◆ What you will do ◆
Locate the word "cartórios" in the entries below, then gather every line that holds it.

◆ Information given ◆
========
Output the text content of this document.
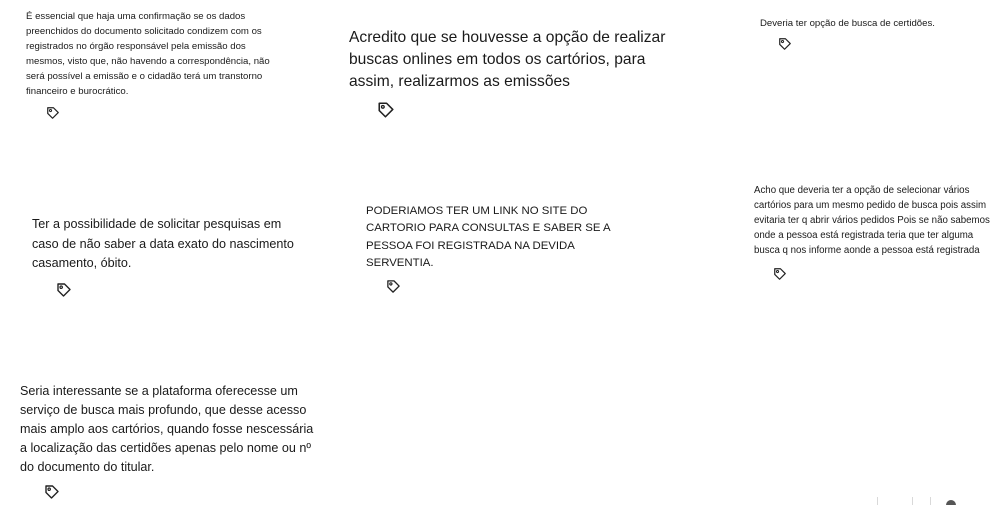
É essencial que haja uma confirmação se os dados preenchidos do documento solicitado condizem com os registrados no órgão responsável pela emissão dos mesmos, visto que, não havendo a correspondência, não será possível a emissão e o cidadão terá um transtorno financeiro e burocrático.

Acredito que se houvesse a opção de realizar buscas onlines em todos os cartórios, para assim, realizarmos as emissões

Deveria ter opção de busca de certidões.

Ter a possibilidade de solicitar pesquisas em
caso de não saber a data exato do nascimento
casamento, óbito.

PODERIAMOS TER UM LINK NO SITE DO CARTORIO PARA CONSULTAS E SABER SE A PESSOA FOI REGISTRADA NA DEVIDA SERVENTIA.

Acho que deveria ter a opção de selecionar vários cartórios para um mesmo pedido de busca pois assim evitaria ter q abrir vários pedidos Pois se não sabemos onde a pessoa está registrada teria que ter alguma busca q nos informe aonde a pessoa está registrada

Seria interessante se a plataforma oferecesse um serviço de busca mais profundo, que desse acesso mais amplo aos cartórios, quando fosse nescessária a localização das certidões apenas pelo nome ou nº do documento do titular.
========
◆ Solution to the problem ◆
Acredito que se houvesse a opção de realizar buscas onlines em todos os cartórios, para assim, realizarmos as emissões
Acho que deveria ter a opção de selecionar vários cartórios para um mesmo pedido de busca pois assim evitaria ter q abrir vários pedidos Pois se não sabemos onde a pessoa está registrada teria que ter alguma busca q nos informe aonde a pessoa está registrada
Seria interessante se a plataforma oferecesse um serviço de busca mais profundo, que desse acesso mais amplo aos cartórios, quando fosse nescessária a localização das certidões apenas pelo nome ou nº do documento do titular.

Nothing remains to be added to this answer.